====== Dataset extract ======
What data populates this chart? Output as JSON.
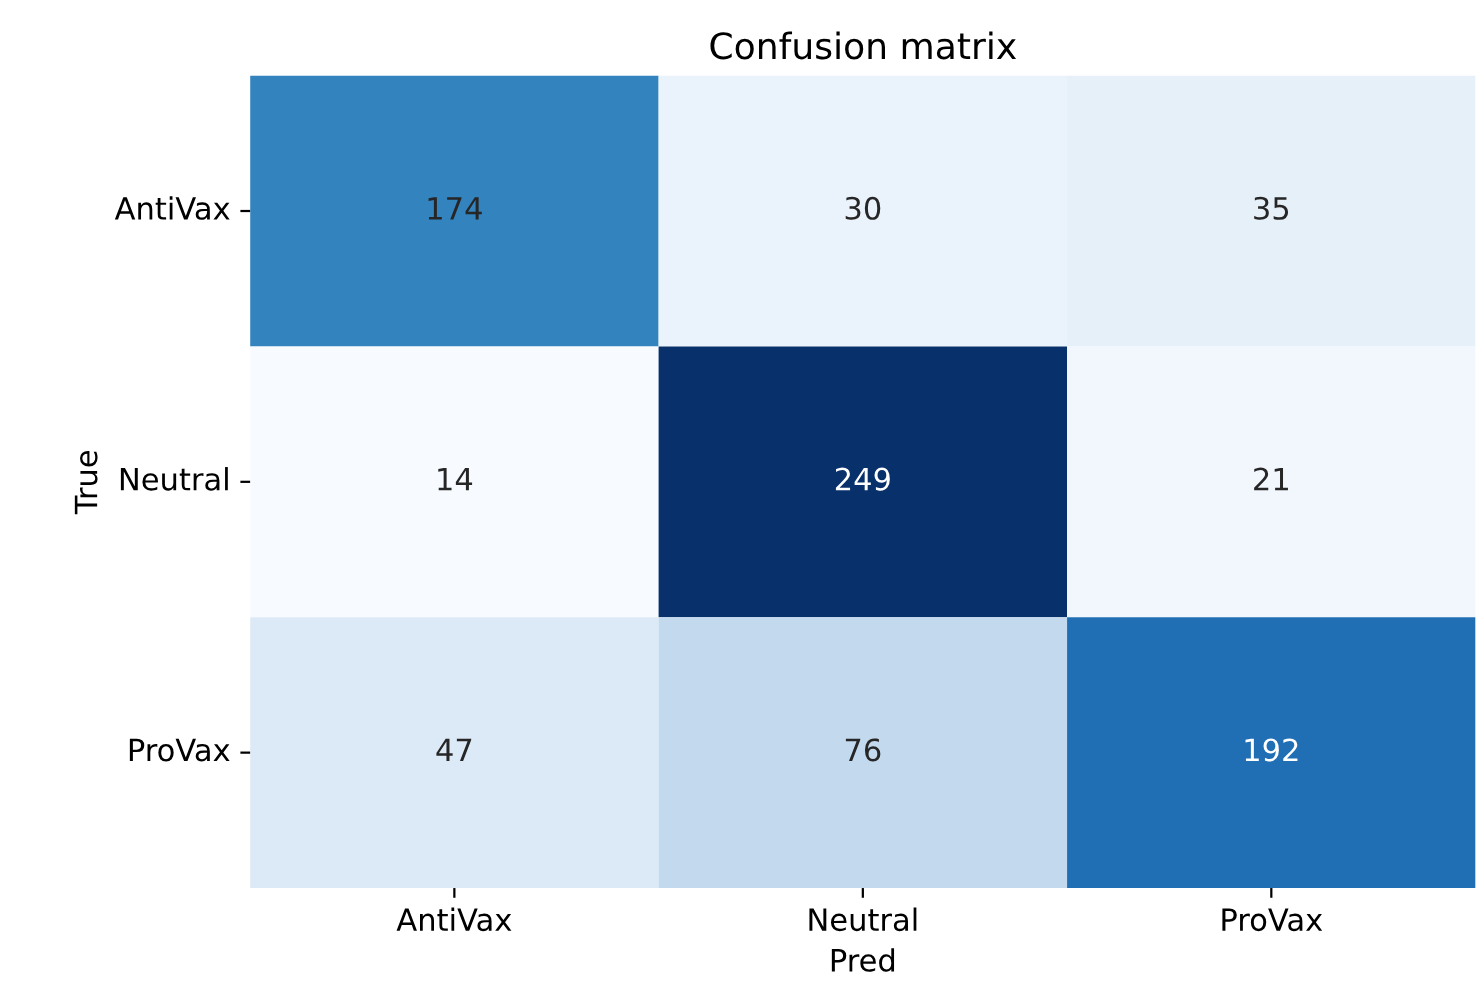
{
  "chart_data": {
    "type": "heatmap",
    "title": "Confusion matrix",
    "xlabel": "Pred",
    "ylabel": "True",
    "categories": [
      "AntiVax",
      "Neutral",
      "ProVax"
    ],
    "y_categories": [
      "AntiVax",
      "Neutral",
      "ProVax"
    ],
    "cells": [
      [
        174,
        30,
        35
      ],
      [
        14,
        249,
        21
      ],
      [
        47,
        76,
        192
      ]
    ],
    "data_labels": true
  }
}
======
Aim of the task:
Copy out every line of the material above exactly, skipping the pictures.

Result of the exercise:
What data populates this chart? Output as JSON.
{
  "chart_data": {
    "type": "heatmap",
    "title": "Confusion matrix",
    "xlabel": "Pred",
    "ylabel": "True",
    "categories": [
      "AntiVax",
      "Neutral",
      "ProVax"
    ],
    "y_categories": [
      "AntiVax",
      "Neutral",
      "ProVax"
    ],
    "cells": [
      [
        174,
        30,
        35
      ],
      [
        14,
        249,
        21
      ],
      [
        47,
        76,
        192
      ]
    ],
    "data_labels": true
  }
}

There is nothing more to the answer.